TASK GOAL — Reproduce the following records line for line, with no changes.

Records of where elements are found
* * * * *
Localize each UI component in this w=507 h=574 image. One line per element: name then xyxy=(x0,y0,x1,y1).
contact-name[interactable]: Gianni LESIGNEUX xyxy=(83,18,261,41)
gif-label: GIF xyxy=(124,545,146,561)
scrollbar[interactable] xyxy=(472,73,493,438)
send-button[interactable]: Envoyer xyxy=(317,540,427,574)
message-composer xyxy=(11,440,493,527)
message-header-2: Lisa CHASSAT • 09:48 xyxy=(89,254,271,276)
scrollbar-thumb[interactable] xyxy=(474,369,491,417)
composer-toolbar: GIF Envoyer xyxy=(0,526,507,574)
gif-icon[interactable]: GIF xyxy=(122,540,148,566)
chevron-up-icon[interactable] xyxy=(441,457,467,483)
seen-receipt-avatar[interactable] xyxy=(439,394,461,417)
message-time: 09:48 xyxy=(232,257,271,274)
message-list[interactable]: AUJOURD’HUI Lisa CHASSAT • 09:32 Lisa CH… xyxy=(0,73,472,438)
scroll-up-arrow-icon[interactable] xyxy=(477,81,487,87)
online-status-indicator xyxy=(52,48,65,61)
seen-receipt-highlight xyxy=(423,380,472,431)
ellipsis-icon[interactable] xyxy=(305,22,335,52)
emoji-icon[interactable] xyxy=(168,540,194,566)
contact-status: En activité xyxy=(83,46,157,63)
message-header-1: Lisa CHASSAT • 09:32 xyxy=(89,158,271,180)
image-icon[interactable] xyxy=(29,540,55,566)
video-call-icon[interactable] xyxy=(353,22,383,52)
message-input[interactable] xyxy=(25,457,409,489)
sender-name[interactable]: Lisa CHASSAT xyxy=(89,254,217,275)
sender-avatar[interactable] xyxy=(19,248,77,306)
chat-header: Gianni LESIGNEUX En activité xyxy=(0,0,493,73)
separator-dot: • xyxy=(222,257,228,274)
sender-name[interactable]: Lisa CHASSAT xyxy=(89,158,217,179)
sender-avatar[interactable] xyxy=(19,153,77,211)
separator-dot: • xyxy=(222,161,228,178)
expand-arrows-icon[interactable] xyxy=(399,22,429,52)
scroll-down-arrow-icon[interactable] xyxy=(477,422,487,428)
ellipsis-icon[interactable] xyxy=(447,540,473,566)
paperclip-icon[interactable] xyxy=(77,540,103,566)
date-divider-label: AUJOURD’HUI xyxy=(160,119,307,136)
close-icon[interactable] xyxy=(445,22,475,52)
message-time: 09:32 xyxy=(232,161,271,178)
* * * * *
EXPECTED ANSWER —
Localize each UI component in this w=507 h=574 image. One line per element: name then xyxy=(x0,y0,x1,y1).
contact-name[interactable]: Gianni LESIGNEUX xyxy=(83,18,261,41)
gif-label: GIF xyxy=(124,545,146,561)
scrollbar[interactable] xyxy=(472,73,493,438)
send-button[interactable]: Envoyer xyxy=(317,540,427,574)
message-composer xyxy=(11,440,493,527)
message-header-2: Lisa CHASSAT • 09:48 xyxy=(89,254,271,276)
scrollbar-thumb[interactable] xyxy=(474,369,491,417)
composer-toolbar: GIF Envoyer xyxy=(0,526,507,574)
gif-icon[interactable]: GIF xyxy=(122,540,148,566)
chevron-up-icon[interactable] xyxy=(441,457,467,483)
seen-receipt-avatar[interactable] xyxy=(439,394,461,417)
message-time: 09:48 xyxy=(232,257,271,274)
message-list[interactable]: AUJOURD’HUI Lisa CHASSAT • 09:32 Lisa CH… xyxy=(0,73,472,438)
scroll-up-arrow-icon[interactable] xyxy=(477,81,487,87)
online-status-indicator xyxy=(52,48,65,61)
seen-receipt-highlight xyxy=(423,380,472,431)
ellipsis-icon[interactable] xyxy=(305,22,335,52)
emoji-icon[interactable] xyxy=(168,540,194,566)
contact-status: En activité xyxy=(83,46,157,63)
message-header-1: Lisa CHASSAT • 09:32 xyxy=(89,158,271,180)
image-icon[interactable] xyxy=(29,540,55,566)
video-call-icon[interactable] xyxy=(353,22,383,52)
message-input[interactable] xyxy=(25,457,409,489)
sender-name[interactable]: Lisa CHASSAT xyxy=(89,254,217,275)
sender-avatar[interactable] xyxy=(19,248,77,306)
chat-header: Gianni LESIGNEUX En activité xyxy=(0,0,493,73)
separator-dot: • xyxy=(222,257,228,274)
sender-name[interactable]: Lisa CHASSAT xyxy=(89,158,217,179)
sender-avatar[interactable] xyxy=(19,153,77,211)
separator-dot: • xyxy=(222,161,228,178)
expand-arrows-icon[interactable] xyxy=(399,22,429,52)
scroll-down-arrow-icon[interactable] xyxy=(477,422,487,428)
ellipsis-icon[interactable] xyxy=(447,540,473,566)
paperclip-icon[interactable] xyxy=(77,540,103,566)
date-divider-label: AUJOURD’HUI xyxy=(160,119,307,136)
close-icon[interactable] xyxy=(445,22,475,52)
message-time: 09:32 xyxy=(232,161,271,178)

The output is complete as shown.